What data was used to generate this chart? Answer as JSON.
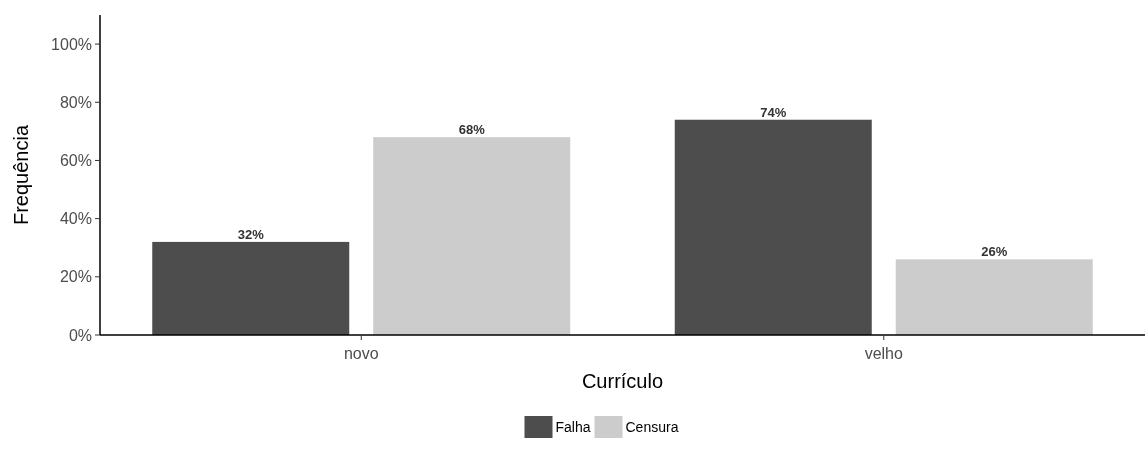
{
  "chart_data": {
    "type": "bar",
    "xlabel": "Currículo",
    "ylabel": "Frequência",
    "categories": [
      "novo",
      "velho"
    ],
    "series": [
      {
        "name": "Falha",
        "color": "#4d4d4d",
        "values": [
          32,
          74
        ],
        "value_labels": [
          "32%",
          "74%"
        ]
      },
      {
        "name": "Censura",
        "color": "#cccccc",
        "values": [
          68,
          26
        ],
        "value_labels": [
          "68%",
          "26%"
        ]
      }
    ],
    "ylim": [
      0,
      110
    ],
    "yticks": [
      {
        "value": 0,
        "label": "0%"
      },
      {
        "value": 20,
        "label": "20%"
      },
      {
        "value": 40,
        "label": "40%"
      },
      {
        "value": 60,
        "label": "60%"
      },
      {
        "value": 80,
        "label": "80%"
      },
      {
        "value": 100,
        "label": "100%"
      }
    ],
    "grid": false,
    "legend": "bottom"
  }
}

▸ Objective: Copy all the lines of data exactly as they appear, dropping any images.

▸ Exercise output:
What data was used to generate this chart? Answer as JSON.
{
  "chart_data": {
    "type": "bar",
    "xlabel": "Currículo",
    "ylabel": "Frequência",
    "categories": [
      "novo",
      "velho"
    ],
    "series": [
      {
        "name": "Falha",
        "color": "#4d4d4d",
        "values": [
          32,
          74
        ],
        "value_labels": [
          "32%",
          "74%"
        ]
      },
      {
        "name": "Censura",
        "color": "#cccccc",
        "values": [
          68,
          26
        ],
        "value_labels": [
          "68%",
          "26%"
        ]
      }
    ],
    "ylim": [
      0,
      110
    ],
    "yticks": [
      {
        "value": 0,
        "label": "0%"
      },
      {
        "value": 20,
        "label": "20%"
      },
      {
        "value": 40,
        "label": "40%"
      },
      {
        "value": 60,
        "label": "60%"
      },
      {
        "value": 80,
        "label": "80%"
      },
      {
        "value": 100,
        "label": "100%"
      }
    ],
    "grid": false,
    "legend": "bottom"
  }
}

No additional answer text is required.